## RECORDED INFORMATION

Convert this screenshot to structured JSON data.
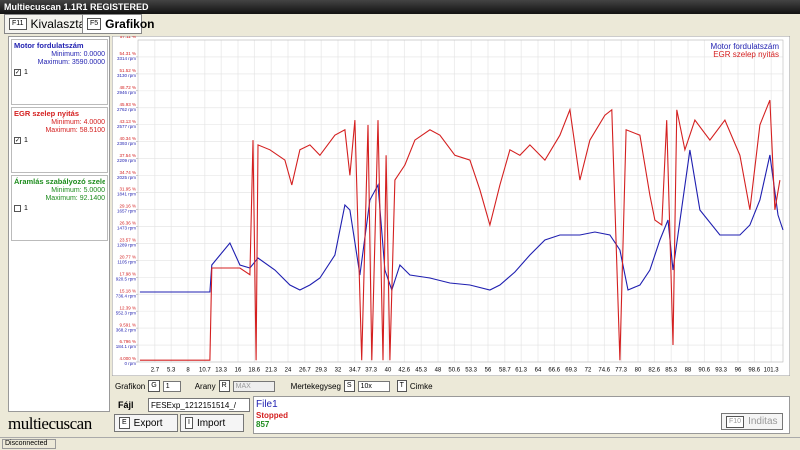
{
  "window": {
    "title": "Multiecuscan 1.1R1 REGISTERED"
  },
  "tabs": [
    {
      "key": "F11",
      "label": "Kivalasztas"
    },
    {
      "key": "F5",
      "label": "Grafikon"
    }
  ],
  "parameters": [
    {
      "name": "Motor fordulatszám",
      "color": "#1f1fb0",
      "minimum": "Minimum: 0.0000",
      "maximum": "Maximum: 3590.0000",
      "checked": true,
      "scale": "1"
    },
    {
      "name": "EGR szelep nyitás",
      "color": "#d42020",
      "minimum": "Minimum: 4.0000",
      "maximum": "Maximum: 58.5100",
      "checked": true,
      "scale": "1"
    },
    {
      "name": "Áramlás szabályozó szelep nyitás",
      "color": "#1e8c1e",
      "minimum": "Minimum: 5.0000",
      "maximum": "Maximum: 92.1400",
      "checked": false,
      "scale": "1"
    }
  ],
  "chart_data": {
    "type": "line",
    "grid": true,
    "legend": "top-right",
    "xlim": [
      0,
      103.2
    ],
    "xticks": [
      2.7,
      5.3,
      8.0,
      10.7,
      13.3,
      16.0,
      18.6,
      21.3,
      24.0,
      26.7,
      29.3,
      32.0,
      34.7,
      37.3,
      40.0,
      42.6,
      45.3,
      48.0,
      50.6,
      53.3,
      56.0,
      58.7,
      61.3,
      64.0,
      66.6,
      69.3,
      72.0,
      74.6,
      77.3,
      80.0,
      82.6,
      85.3,
      88.0,
      90.6,
      93.3,
      96.0,
      98.6,
      101.3
    ],
    "ylim": [
      0,
      3498
    ],
    "yticks": [
      {
        "value": 0,
        "label": "0 rpm"
      },
      {
        "value": 184.1,
        "label": "184.1 rpm"
      },
      {
        "value": 368.2,
        "label": "368.2 rpm"
      },
      {
        "value": 552.3,
        "label": "552.3 rpm"
      },
      {
        "value": 736.4,
        "label": "736.4 rpm"
      },
      {
        "value": 920.5,
        "label": "920.5 rpm"
      },
      {
        "value": 1105,
        "label": "1105 rpm"
      },
      {
        "value": 1289,
        "label": "1289 rpm"
      },
      {
        "value": 1473,
        "label": "1473 rpm"
      },
      {
        "value": 1657,
        "label": "1657 rpm"
      },
      {
        "value": 1841,
        "label": "1841 rpm"
      },
      {
        "value": 2025,
        "label": "2025 rpm"
      },
      {
        "value": 2209,
        "label": "2209 rpm"
      },
      {
        "value": 2393,
        "label": "2393 rpm"
      },
      {
        "value": 2577,
        "label": "2577 rpm"
      },
      {
        "value": 2762,
        "label": "2762 rpm"
      },
      {
        "value": 2946,
        "label": "2946 rpm"
      },
      {
        "value": 3130,
        "label": "3130 rpm"
      },
      {
        "value": 3314,
        "label": "3314 rpm"
      }
    ],
    "y2lim": [
      4.0,
      57.11
    ],
    "y2ticks": [
      {
        "value": 4.0,
        "label": "4.000 %"
      },
      {
        "value": 6.796,
        "label": "6.796 %"
      },
      {
        "value": 9.591,
        "label": "9.591 %"
      },
      {
        "value": 12.39,
        "label": "12.39 %"
      },
      {
        "value": 15.18,
        "label": "15.18 %"
      },
      {
        "value": 17.98,
        "label": "17.98 %"
      },
      {
        "value": 20.77,
        "label": "20.77 %"
      },
      {
        "value": 23.57,
        "label": "23.57 %"
      },
      {
        "value": 26.36,
        "label": "26.36 %"
      },
      {
        "value": 29.16,
        "label": "29.16 %"
      },
      {
        "value": 31.95,
        "label": "31.95 %"
      },
      {
        "value": 34.74,
        "label": "34.74 %"
      },
      {
        "value": 37.54,
        "label": "37.54 %"
      },
      {
        "value": 40.34,
        "label": "40.34 %"
      },
      {
        "value": 43.13,
        "label": "43.13 %"
      },
      {
        "value": 45.93,
        "label": "45.93 %"
      },
      {
        "value": 48.72,
        "label": "48.72 %"
      },
      {
        "value": 51.52,
        "label": "51.52 %"
      },
      {
        "value": 54.31,
        "label": "54.31 %"
      },
      {
        "value": 57.11,
        "label": "57.11 %"
      }
    ],
    "series": [
      {
        "name": "Motor fordulatszám",
        "color": "#1f1fb0",
        "x": [
          0.3,
          11.5,
          11.8,
          14.7,
          16.3,
          17.9,
          19.2,
          21.9,
          24.3,
          25.9,
          27.5,
          29.1,
          31.5,
          33.1,
          33.9,
          35.5,
          37.1,
          38.4,
          39.5,
          40.6,
          41.9,
          43.5,
          46.7,
          49.9,
          53.1,
          56.3,
          57.9,
          60.3,
          62.7,
          65.1,
          67.5,
          70.7,
          73.1,
          75.5,
          77.1,
          78.4,
          80.3,
          81.9,
          83.5,
          84.8,
          85.6,
          88.3,
          89.9,
          93.1,
          96.3,
          97.9,
          99.5,
          101.1,
          102.4,
          103.2
        ],
        "values": [
          760,
          760,
          1054,
          1293,
          1054,
          1021,
          1130,
          999,
          836,
          782,
          836,
          912,
          1162,
          1706,
          1651,
          945,
          1760,
          1923,
          999,
          782,
          1054,
          945,
          912,
          858,
          836,
          782,
          836,
          978,
          1162,
          1325,
          1380,
          1380,
          1412,
          1380,
          1217,
          782,
          836,
          999,
          1325,
          1543,
          999,
          2303,
          1651,
          1380,
          1380,
          1488,
          1760,
          2249,
          1597,
          1434
        ]
      },
      {
        "name": "EGR szelep nyitás",
        "color": "#d42020",
        "axis": "y2",
        "x": [
          0.3,
          11.5,
          11.8,
          16.3,
          17.9,
          18.4,
          18.9,
          19.2,
          21.1,
          23.5,
          24.6,
          25.9,
          27.5,
          29.1,
          31.5,
          33.1,
          33.9,
          34.7,
          35.8,
          36.8,
          37.4,
          38.4,
          39.2,
          39.7,
          40.3,
          41.1,
          42.7,
          44.3,
          46.7,
          48.3,
          50.7,
          53.1,
          54.7,
          56.3,
          57.9,
          59.5,
          61.1,
          62.7,
          65.1,
          67.5,
          69.1,
          70.7,
          72.3,
          74.7,
          75.8,
          77.1,
          78.1,
          80.3,
          81.9,
          82.7,
          83.8,
          84.6,
          85.6,
          86.2,
          87.5,
          89.1,
          91.5,
          93.9,
          96.3,
          97.9,
          99.5,
          101.1,
          101.9,
          102.7
        ],
        "values": [
          4.3,
          4.3,
          19.5,
          19.5,
          18.4,
          40.6,
          4.3,
          39.8,
          39.0,
          37.3,
          33.2,
          39.0,
          39.8,
          38.1,
          41.4,
          42.3,
          34.8,
          43.9,
          4.3,
          43.1,
          4.3,
          43.9,
          4.3,
          38.1,
          4.3,
          34.0,
          36.5,
          40.6,
          42.3,
          41.4,
          38.1,
          37.3,
          32.4,
          26.6,
          33.2,
          39.0,
          38.1,
          39.8,
          37.3,
          41.4,
          45.6,
          34.0,
          40.6,
          44.7,
          45.6,
          4.3,
          42.3,
          41.4,
          31.5,
          27.4,
          26.6,
          43.9,
          6.8,
          45.6,
          39.0,
          43.9,
          40.6,
          43.9,
          38.1,
          29.1,
          43.1,
          47.2,
          29.1,
          34.0
        ]
      }
    ]
  },
  "controls": {
    "graph_label": "Grafikon",
    "graph_key": "G",
    "graph_value": "1",
    "ratio_label": "Arany",
    "ratio_key": "R",
    "ratio_value": "MAX",
    "unit_label": "Mertekegyseg",
    "unit_key": "S",
    "unit_value": "10x",
    "tag_key": "T",
    "tag_label": "Cimke"
  },
  "file": {
    "label": "Fájl",
    "value": "FESExp_1212151514_/",
    "export_key": "E",
    "export": "Export",
    "import_key": "I",
    "import": "Import",
    "name": "File1",
    "state": "Stopped",
    "count": "857",
    "start_key": "F10",
    "start": "Inditas"
  },
  "logo": "multiecuscan",
  "status": "Disconnected"
}
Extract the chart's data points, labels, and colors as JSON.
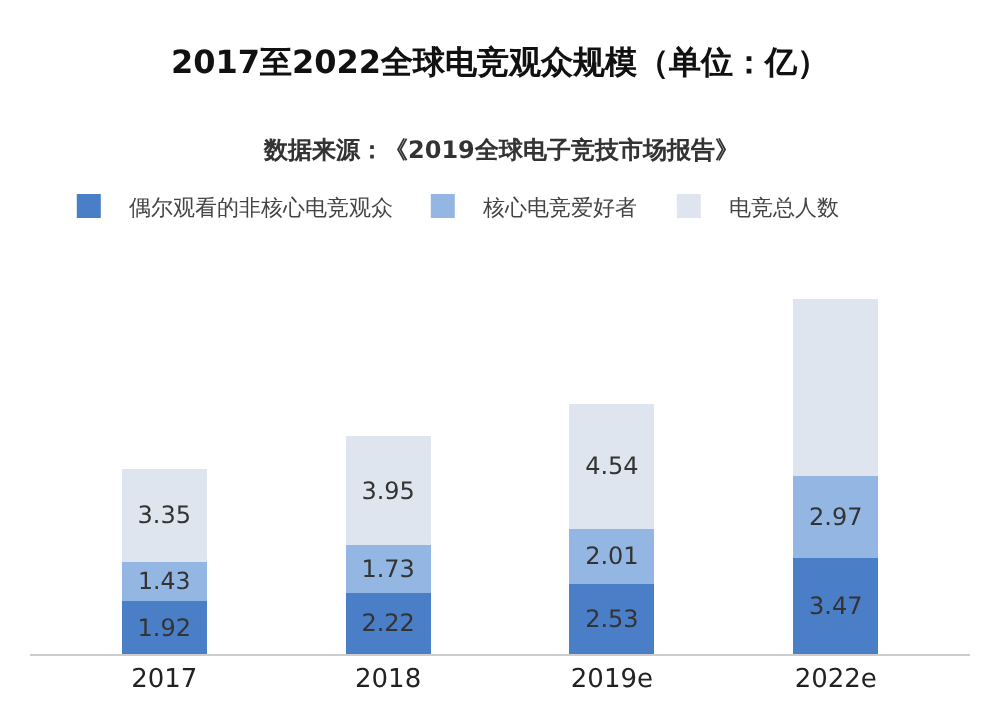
{
  "chart_data": {
    "type": "bar",
    "title": "2017至2022全球电竞观众规模（单位：亿）",
    "subtitle": "数据来源：《2019全球电子竞技市场报告》",
    "categories": [
      "2017",
      "2018",
      "2019e",
      "2022e"
    ],
    "stacked": true,
    "legend": "top left",
    "series": [
      {
        "name": "偶尔观看的非核心电竞观众",
        "color": "#4a7fc8",
        "values": [
          1.92,
          2.22,
          2.53,
          3.47
        ],
        "value_labels": [
          "1.92",
          "2.22",
          "2.53",
          "3.47"
        ]
      },
      {
        "name": "核心电竞爱好者",
        "color": "#93b6e3",
        "values": [
          1.43,
          1.73,
          2.01,
          2.97
        ],
        "value_labels": [
          "1.43",
          "1.73",
          "2.01",
          "2.97"
        ]
      },
      {
        "name": "电竞总人数",
        "color": "#dfe5ee",
        "values": [
          3.35,
          3.95,
          4.54,
          6.44
        ],
        "value_labels": [
          "3.35",
          "3.95",
          "4.54",
          null
        ]
      }
    ]
  }
}
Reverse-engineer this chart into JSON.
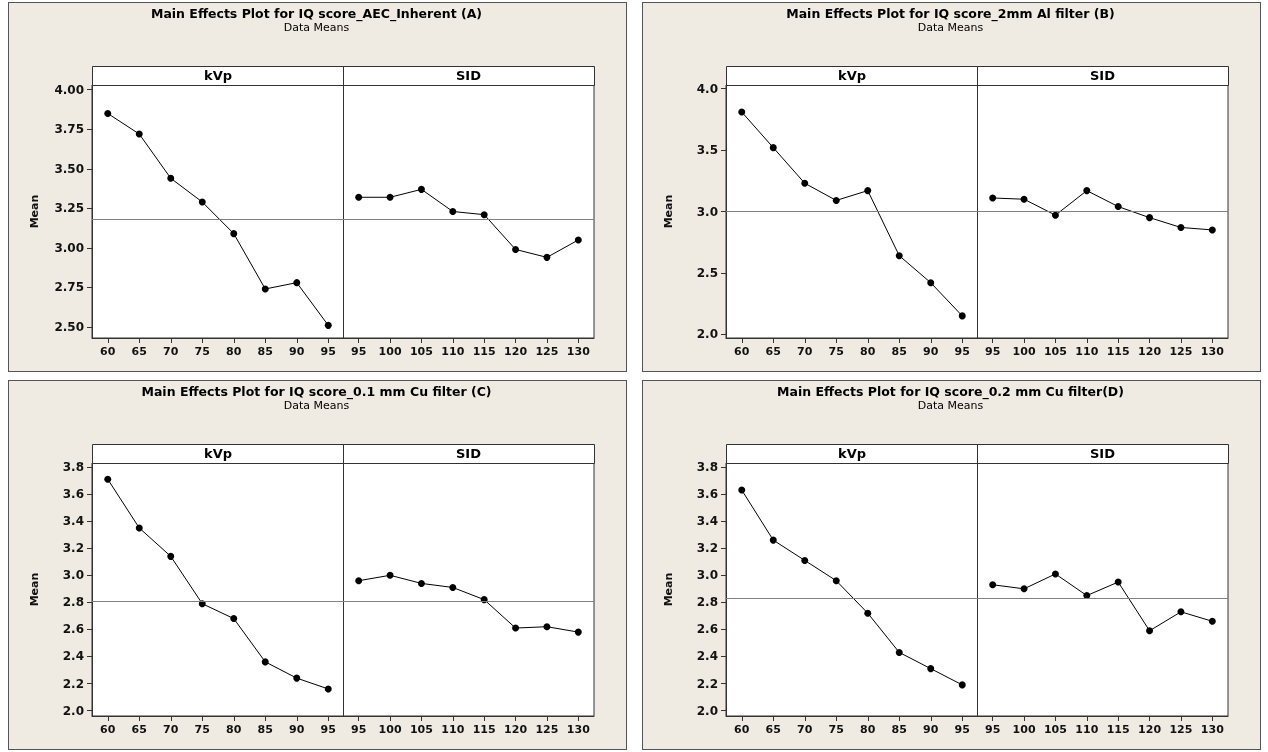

## REQUIRED TASK
Search the data for the string "Grafikon" and copy each line where it appears.

## RESPONSE FOR THIS EXERCISE
      "label": "Grafikon"
    "graph_label": "Grafikon",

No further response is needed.